### Given instruction:
Determine the number of lines holding the word "label"; answer with that number only.

— Begin Task material —

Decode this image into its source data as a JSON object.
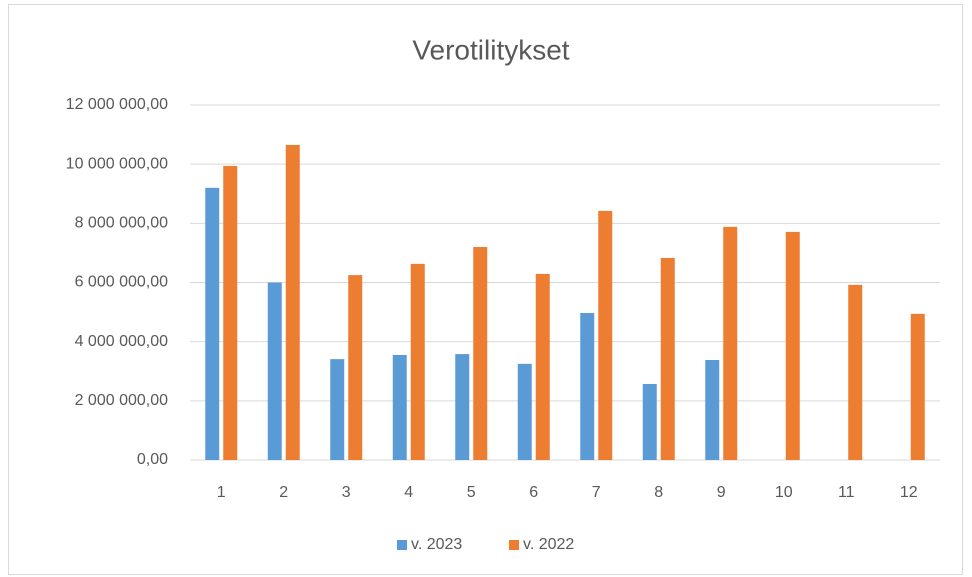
{
  "chart_data": {
    "type": "bar",
    "title": "Verotilitykset",
    "categories": [
      "1",
      "2",
      "3",
      "4",
      "5",
      "6",
      "7",
      "8",
      "9",
      "10",
      "11",
      "12"
    ],
    "series": [
      {
        "name": "v. 2023",
        "color": "#5b9bd5",
        "values": [
          9200000,
          6000000,
          3410000,
          3550000,
          3580000,
          3250000,
          4970000,
          2570000,
          3380000,
          null,
          null,
          null
        ]
      },
      {
        "name": "v. 2022",
        "color": "#ed7d31",
        "values": [
          9940000,
          10650000,
          6250000,
          6630000,
          7200000,
          6290000,
          8420000,
          6830000,
          7880000,
          7710000,
          5920000,
          4940000
        ]
      }
    ],
    "ylim": [
      0,
      12000000
    ],
    "yticks": [
      {
        "value": 0,
        "label": "0,00"
      },
      {
        "value": 2000000,
        "label": "2 000 000,00"
      },
      {
        "value": 4000000,
        "label": "4 000 000,00"
      },
      {
        "value": 6000000,
        "label": "6 000 000,00"
      },
      {
        "value": 8000000,
        "label": "8 000 000,00"
      },
      {
        "value": 10000000,
        "label": "10 000 000,00"
      },
      {
        "value": 12000000,
        "label": "12 000 000,00"
      }
    ],
    "grid": true,
    "legend": "bottom"
  }
}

— End Task material —

### The output:
7